Data excerpts
Start of Block

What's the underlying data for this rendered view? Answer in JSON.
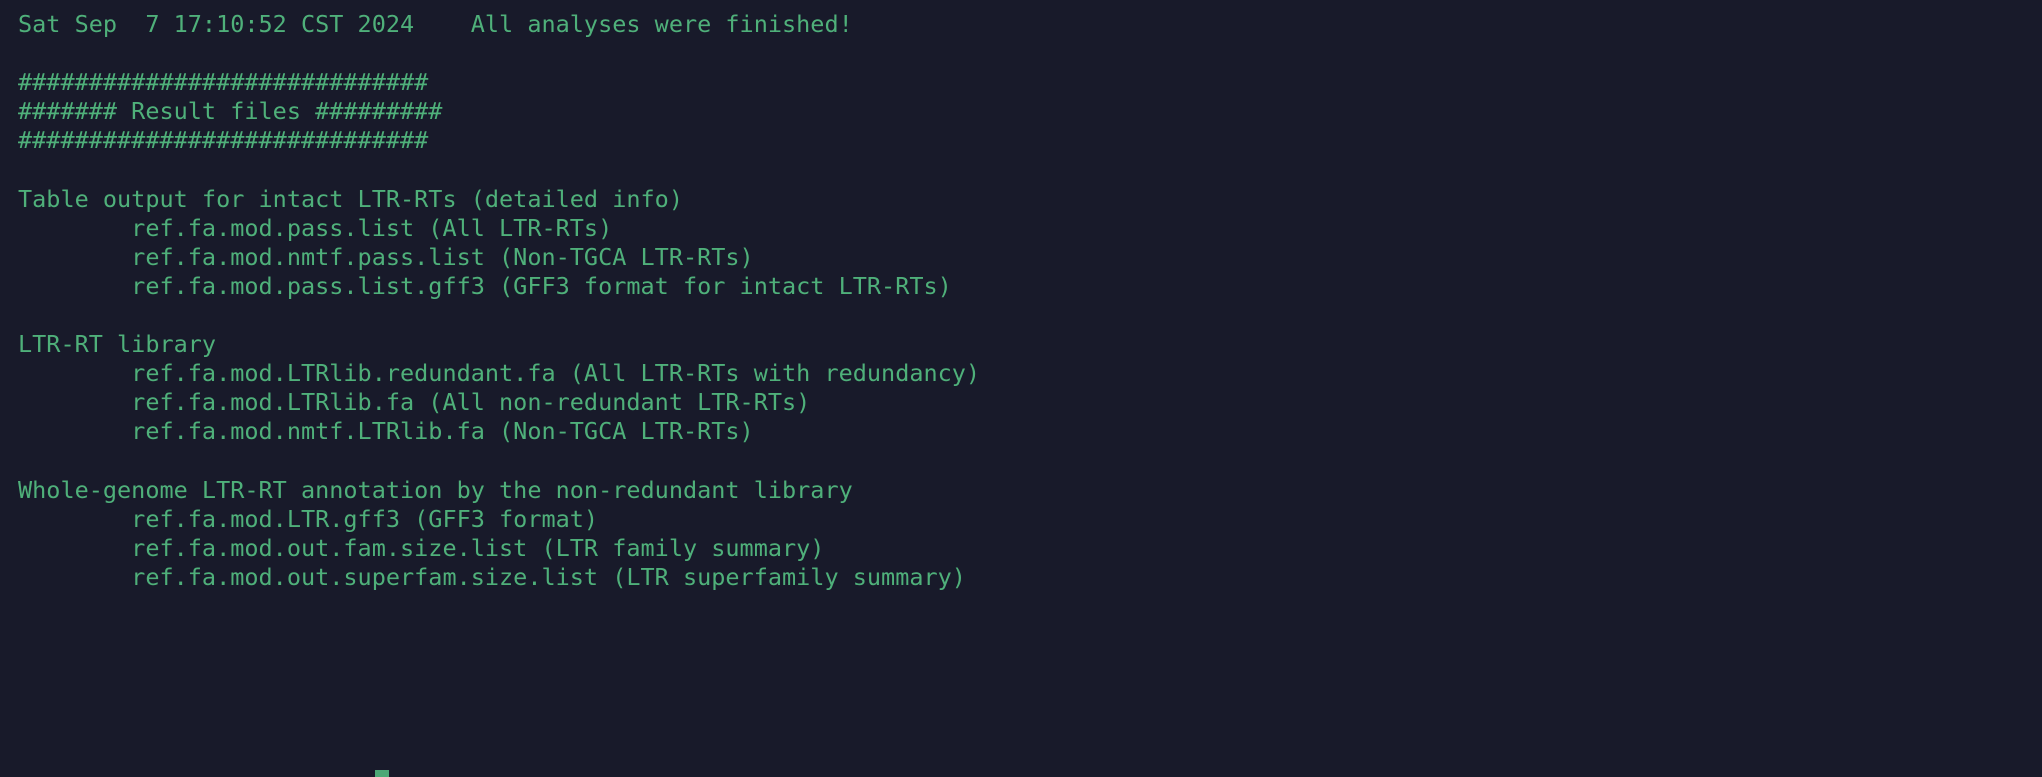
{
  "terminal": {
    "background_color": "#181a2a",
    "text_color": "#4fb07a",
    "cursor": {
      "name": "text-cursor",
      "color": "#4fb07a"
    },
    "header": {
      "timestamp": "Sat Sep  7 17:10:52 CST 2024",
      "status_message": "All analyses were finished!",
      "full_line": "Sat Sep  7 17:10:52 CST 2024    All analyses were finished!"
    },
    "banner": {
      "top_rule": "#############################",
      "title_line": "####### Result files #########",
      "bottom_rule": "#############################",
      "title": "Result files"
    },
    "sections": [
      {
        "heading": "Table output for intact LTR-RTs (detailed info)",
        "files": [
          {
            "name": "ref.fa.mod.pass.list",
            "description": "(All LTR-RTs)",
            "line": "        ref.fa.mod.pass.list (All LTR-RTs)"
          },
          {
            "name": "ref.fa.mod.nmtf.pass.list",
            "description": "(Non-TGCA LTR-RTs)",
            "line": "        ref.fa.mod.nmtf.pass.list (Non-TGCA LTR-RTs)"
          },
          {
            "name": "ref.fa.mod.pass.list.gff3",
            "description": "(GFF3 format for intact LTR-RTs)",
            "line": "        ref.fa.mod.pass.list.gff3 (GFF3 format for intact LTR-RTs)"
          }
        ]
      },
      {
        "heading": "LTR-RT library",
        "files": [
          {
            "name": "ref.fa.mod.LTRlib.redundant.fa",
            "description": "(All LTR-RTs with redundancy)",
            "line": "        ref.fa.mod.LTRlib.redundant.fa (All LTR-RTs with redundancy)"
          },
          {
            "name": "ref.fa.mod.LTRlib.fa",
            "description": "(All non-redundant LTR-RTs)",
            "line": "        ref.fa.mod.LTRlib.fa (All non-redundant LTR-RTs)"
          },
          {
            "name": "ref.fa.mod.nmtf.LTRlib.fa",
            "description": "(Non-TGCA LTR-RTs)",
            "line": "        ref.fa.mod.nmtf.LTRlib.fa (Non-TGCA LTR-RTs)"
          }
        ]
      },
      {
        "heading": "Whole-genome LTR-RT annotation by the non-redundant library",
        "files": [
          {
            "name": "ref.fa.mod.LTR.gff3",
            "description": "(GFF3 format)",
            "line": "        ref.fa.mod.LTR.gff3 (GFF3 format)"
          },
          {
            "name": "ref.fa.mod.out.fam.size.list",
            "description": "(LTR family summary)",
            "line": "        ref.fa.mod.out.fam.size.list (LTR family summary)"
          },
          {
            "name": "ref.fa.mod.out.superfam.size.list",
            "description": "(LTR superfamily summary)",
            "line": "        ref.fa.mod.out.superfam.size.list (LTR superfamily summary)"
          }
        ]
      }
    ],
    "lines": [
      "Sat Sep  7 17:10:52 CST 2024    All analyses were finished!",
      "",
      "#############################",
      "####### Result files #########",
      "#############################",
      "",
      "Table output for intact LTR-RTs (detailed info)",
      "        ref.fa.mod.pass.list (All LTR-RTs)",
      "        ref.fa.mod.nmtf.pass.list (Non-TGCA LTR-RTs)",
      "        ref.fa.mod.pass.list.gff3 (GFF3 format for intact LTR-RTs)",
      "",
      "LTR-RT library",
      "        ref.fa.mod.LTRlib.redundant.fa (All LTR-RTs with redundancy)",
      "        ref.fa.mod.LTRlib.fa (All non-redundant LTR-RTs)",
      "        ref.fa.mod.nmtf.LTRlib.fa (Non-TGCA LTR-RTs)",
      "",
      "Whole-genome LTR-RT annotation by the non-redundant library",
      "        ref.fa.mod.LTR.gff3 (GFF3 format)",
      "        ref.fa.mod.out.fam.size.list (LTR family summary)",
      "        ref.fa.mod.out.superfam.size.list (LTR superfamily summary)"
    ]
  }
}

End of Block
Start of Block

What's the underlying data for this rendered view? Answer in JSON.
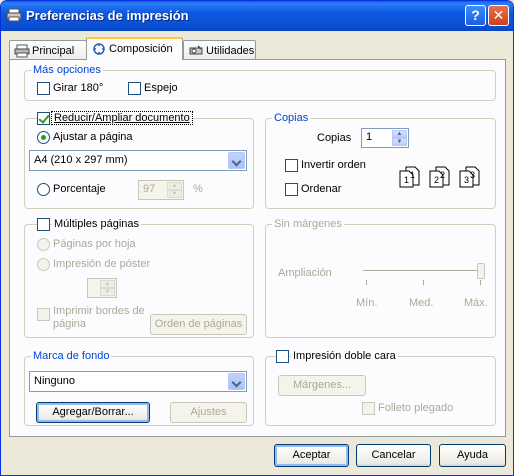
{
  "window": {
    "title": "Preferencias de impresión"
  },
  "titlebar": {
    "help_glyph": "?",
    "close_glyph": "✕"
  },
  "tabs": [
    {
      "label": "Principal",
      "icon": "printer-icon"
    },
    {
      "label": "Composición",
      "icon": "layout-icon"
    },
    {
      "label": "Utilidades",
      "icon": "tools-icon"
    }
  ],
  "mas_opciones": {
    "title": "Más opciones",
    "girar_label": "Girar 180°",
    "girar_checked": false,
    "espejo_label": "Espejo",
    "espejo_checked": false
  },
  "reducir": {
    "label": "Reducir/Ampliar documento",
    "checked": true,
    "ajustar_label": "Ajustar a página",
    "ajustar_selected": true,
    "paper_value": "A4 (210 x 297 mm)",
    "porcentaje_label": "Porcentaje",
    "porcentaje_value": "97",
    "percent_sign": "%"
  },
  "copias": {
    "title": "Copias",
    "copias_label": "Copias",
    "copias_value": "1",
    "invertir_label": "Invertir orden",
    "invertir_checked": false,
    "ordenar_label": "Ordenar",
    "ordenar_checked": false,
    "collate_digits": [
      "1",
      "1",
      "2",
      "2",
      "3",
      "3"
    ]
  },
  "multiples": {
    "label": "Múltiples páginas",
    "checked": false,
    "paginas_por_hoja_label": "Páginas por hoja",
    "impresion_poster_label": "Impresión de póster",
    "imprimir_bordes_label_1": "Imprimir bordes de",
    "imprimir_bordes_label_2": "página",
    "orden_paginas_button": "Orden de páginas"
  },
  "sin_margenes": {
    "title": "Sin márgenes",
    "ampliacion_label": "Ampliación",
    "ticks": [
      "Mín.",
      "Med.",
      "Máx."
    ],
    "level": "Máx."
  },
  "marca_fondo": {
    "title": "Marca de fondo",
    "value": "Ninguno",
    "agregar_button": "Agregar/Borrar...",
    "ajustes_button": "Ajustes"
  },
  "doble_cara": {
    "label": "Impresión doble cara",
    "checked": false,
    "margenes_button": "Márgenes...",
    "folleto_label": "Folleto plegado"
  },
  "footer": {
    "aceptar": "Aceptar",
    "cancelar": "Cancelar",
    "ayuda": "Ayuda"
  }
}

End of Block
Start of Block

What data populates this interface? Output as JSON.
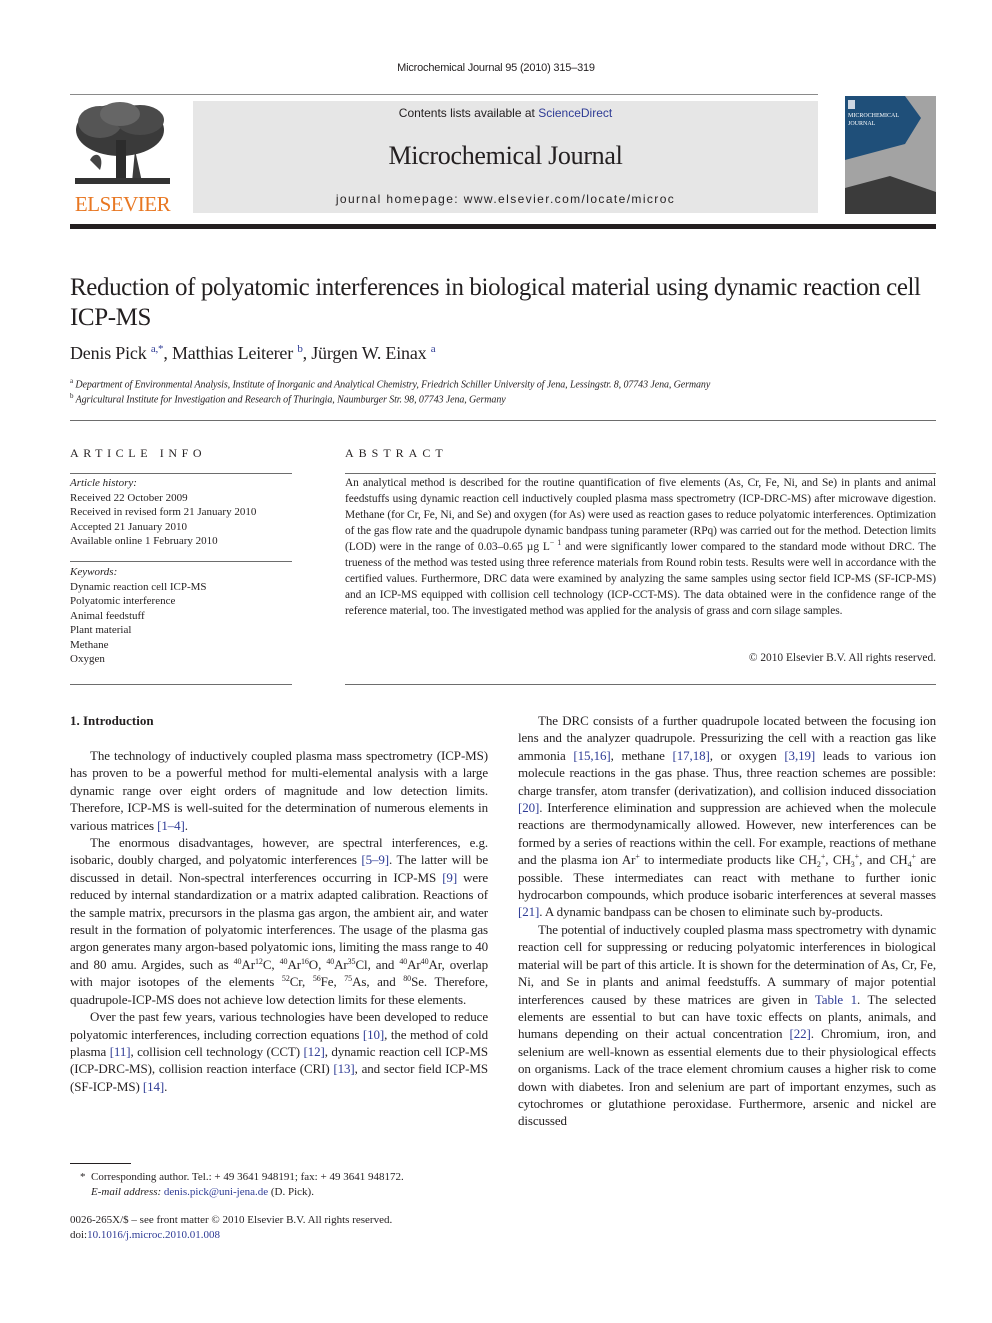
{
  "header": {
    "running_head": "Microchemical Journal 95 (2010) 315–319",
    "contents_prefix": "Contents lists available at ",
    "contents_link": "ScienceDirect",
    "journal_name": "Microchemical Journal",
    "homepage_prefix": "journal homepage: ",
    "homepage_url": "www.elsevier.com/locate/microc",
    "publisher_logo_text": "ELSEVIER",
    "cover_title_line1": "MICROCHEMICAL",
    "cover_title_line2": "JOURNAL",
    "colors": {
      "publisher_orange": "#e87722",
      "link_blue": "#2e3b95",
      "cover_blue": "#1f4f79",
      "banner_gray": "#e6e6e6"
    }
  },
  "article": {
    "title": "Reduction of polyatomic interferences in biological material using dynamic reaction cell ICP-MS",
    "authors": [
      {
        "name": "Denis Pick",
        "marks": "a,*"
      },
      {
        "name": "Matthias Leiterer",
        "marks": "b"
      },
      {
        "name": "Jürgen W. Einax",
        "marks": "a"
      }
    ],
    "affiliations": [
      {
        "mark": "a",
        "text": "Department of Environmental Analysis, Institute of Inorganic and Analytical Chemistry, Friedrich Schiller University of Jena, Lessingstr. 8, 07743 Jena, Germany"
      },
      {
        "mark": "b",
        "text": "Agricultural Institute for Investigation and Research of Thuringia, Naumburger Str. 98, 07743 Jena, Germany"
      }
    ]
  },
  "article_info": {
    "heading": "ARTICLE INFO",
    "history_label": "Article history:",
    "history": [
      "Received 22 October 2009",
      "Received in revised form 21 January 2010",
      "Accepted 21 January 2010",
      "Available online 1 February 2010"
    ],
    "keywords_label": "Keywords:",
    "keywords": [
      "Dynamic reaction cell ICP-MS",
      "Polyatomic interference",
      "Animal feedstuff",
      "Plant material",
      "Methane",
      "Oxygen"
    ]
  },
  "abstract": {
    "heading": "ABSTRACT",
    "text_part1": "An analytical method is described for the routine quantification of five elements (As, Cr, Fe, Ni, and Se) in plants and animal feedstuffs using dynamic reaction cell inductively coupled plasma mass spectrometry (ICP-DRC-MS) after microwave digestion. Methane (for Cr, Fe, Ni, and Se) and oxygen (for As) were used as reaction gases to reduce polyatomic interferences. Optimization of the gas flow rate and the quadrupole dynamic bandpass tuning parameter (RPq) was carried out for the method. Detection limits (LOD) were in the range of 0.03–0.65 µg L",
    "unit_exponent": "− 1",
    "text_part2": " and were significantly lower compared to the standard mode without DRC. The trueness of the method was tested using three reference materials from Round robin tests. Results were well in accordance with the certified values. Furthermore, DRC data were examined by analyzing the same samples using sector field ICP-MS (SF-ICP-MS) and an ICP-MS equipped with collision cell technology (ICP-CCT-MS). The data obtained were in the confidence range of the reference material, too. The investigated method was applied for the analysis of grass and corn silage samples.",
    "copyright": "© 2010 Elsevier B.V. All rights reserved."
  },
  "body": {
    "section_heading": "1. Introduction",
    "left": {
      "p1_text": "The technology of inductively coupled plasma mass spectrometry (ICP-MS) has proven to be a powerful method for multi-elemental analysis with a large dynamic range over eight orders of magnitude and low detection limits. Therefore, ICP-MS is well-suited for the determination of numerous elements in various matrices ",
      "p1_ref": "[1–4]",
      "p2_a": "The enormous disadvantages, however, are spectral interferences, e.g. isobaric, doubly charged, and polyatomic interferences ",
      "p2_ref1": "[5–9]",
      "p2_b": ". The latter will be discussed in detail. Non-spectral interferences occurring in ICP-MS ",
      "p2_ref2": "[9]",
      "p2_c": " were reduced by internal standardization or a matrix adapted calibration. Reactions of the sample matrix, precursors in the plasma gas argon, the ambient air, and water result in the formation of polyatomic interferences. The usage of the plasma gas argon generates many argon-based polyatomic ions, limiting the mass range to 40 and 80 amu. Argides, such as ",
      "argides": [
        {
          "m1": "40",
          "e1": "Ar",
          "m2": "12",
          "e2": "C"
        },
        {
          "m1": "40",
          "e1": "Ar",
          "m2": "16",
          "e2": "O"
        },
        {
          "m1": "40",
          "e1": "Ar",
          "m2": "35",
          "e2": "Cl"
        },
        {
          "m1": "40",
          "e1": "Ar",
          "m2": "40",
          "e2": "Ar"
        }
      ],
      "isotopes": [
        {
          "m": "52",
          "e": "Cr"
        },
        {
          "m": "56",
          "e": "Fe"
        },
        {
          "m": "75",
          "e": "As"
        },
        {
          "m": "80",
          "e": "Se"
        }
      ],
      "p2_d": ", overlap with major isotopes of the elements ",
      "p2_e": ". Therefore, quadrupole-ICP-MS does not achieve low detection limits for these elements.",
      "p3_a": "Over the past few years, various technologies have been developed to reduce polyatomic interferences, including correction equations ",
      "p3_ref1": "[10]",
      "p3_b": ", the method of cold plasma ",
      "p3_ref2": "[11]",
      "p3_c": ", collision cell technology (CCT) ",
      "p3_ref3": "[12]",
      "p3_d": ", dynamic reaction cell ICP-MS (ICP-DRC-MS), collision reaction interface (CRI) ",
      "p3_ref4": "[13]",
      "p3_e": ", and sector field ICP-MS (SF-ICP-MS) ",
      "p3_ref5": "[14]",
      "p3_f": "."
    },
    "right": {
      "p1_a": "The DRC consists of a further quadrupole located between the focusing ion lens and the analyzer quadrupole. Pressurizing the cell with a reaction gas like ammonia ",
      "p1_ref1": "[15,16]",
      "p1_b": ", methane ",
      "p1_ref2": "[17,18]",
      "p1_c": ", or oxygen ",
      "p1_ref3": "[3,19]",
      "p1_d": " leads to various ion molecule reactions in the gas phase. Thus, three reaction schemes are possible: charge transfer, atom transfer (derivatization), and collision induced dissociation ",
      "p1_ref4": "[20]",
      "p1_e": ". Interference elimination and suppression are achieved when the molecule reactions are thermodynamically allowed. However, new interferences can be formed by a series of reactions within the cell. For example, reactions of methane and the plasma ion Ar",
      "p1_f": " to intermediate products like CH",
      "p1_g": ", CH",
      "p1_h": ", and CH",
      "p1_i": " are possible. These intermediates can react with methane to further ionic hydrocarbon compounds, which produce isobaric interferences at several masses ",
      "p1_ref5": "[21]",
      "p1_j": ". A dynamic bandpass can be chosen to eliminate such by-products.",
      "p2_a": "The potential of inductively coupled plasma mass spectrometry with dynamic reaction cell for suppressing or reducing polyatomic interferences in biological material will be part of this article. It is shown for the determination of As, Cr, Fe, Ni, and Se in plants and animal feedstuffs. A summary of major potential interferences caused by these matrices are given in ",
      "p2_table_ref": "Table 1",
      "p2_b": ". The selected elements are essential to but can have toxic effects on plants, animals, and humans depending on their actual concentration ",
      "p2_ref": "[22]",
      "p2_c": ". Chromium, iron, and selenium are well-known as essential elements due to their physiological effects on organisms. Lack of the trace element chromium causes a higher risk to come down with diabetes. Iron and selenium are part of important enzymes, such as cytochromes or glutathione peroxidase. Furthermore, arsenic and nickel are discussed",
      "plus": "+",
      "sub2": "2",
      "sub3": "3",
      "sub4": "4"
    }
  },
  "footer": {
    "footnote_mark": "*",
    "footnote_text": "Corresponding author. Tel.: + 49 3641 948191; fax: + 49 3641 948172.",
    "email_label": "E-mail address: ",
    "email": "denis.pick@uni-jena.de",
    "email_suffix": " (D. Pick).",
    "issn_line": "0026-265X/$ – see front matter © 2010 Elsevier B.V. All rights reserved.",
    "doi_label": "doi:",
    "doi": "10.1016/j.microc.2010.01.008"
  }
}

End of Block

## [Work to complete]
Where does "material" appear in the records above? Copy every line that has it.

## [Exercise output]
    "title": "Reduction of polyatomic interferences in biological material using dynamic reaction cell ICP-MS",
      "Plant material",
    "text_part2": " and were significantly lower compared to the standard mode without DRC. The trueness of the method was tested using three reference materials from Round robin tests. Results were well in accordance with the certified values. Furthermore, DRC data were examined by analyzing the same samples using sector field ICP-MS (SF-ICP-MS) and an ICP-MS equipped with collision cell technology (ICP-CCT-MS). The data obtained were in the confidence range of the reference material, too. The investigated method was applied for the analysis of grass and corn silage samples.",
      "p2_a": "The potential of inductively coupled plasma mass spectrometry with dynamic reaction cell for suppressing or reducing polyatomic interferences in biological material will be part of this article. It is shown for the determination of As, Cr, Fe, Ni, and Se in plants and animal feedstuffs. A summary of major potential interferences caused by these matrices are given in ",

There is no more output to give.